◆ **CHALLENGE**
Look for the string "Waseca" in the lines and copy each line that has it.

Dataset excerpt

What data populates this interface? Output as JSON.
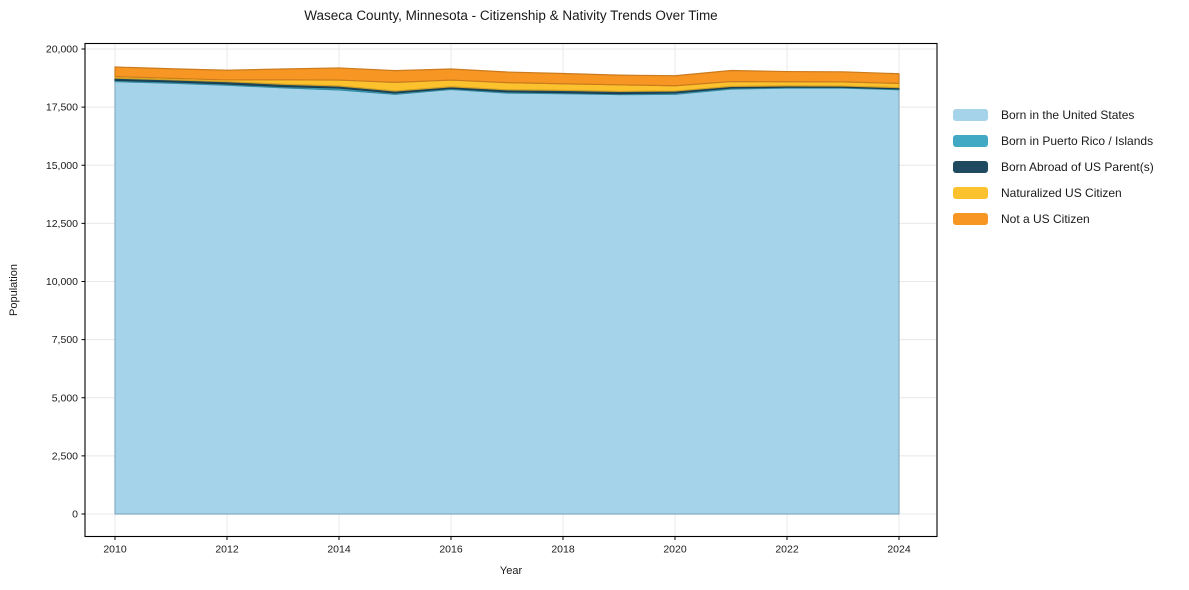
{
  "title": "Waseca County, Minnesota - Citizenship & Nativity Trends Over Time",
  "chart_data": {
    "type": "area",
    "stacked": true,
    "title": "Waseca County, Minnesota - Citizenship & Nativity Trends Over Time",
    "xlabel": "Year",
    "ylabel": "Population",
    "x": [
      2010,
      2011,
      2012,
      2013,
      2014,
      2015,
      2016,
      2017,
      2018,
      2019,
      2020,
      2021,
      2022,
      2023,
      2024
    ],
    "x_ticks": [
      2010,
      2012,
      2014,
      2016,
      2018,
      2020,
      2022,
      2024
    ],
    "x_tick_labels": [
      "2010",
      "2012",
      "2014",
      "2016",
      "2018",
      "2020",
      "2022",
      "2024"
    ],
    "y_ticks": [
      0,
      2500,
      5000,
      7500,
      10000,
      12500,
      15000,
      17500,
      20000
    ],
    "y_tick_labels": [
      "0",
      "2,500",
      "5,000",
      "7,500",
      "10,000",
      "12,500",
      "15,000",
      "17,500",
      "20,000"
    ],
    "ylim": [
      0,
      20000
    ],
    "grid": true,
    "legend_position": "right-outside",
    "series": [
      {
        "name": "Born in the United States",
        "color": "#a5d3ea",
        "values": [
          18600,
          18530,
          18445,
          18330,
          18240,
          18055,
          18260,
          18105,
          18080,
          18040,
          18055,
          18280,
          18320,
          18320,
          18250
        ]
      },
      {
        "name": "Born in Puerto Rico / Islands",
        "color": "#41a9c4",
        "values": [
          55,
          55,
          55,
          55,
          80,
          55,
          45,
          55,
          45,
          40,
          55,
          45,
          40,
          35,
          35
        ]
      },
      {
        "name": "Born Abroad of US Parent(s)",
        "color": "#1f4a5f",
        "values": [
          90,
          90,
          95,
          100,
          90,
          85,
          70,
          85,
          95,
          95,
          80,
          65,
          55,
          50,
          55
        ]
      },
      {
        "name": "Naturalized US Citizen",
        "color": "#fcc22e",
        "values": [
          70,
          65,
          75,
          190,
          255,
          370,
          290,
          310,
          285,
          285,
          230,
          210,
          175,
          180,
          180
        ]
      },
      {
        "name": "Not a US Citizen",
        "color": "#f79623",
        "values": [
          410,
          410,
          415,
          465,
          520,
          505,
          475,
          455,
          440,
          415,
          430,
          475,
          440,
          435,
          415
        ]
      }
    ],
    "colors": {
      "background": "#ffffff",
      "grid": "#e8e8e8",
      "spine": "#000000",
      "text": "#1a1a1a"
    }
  }
}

◆ **EXERCISE RESPONSE**
  "title": "Waseca County, Minnesota - Citizenship & Nativity Trends Over Time",
    "title": "Waseca County, Minnesota - Citizenship & Nativity Trends Over Time",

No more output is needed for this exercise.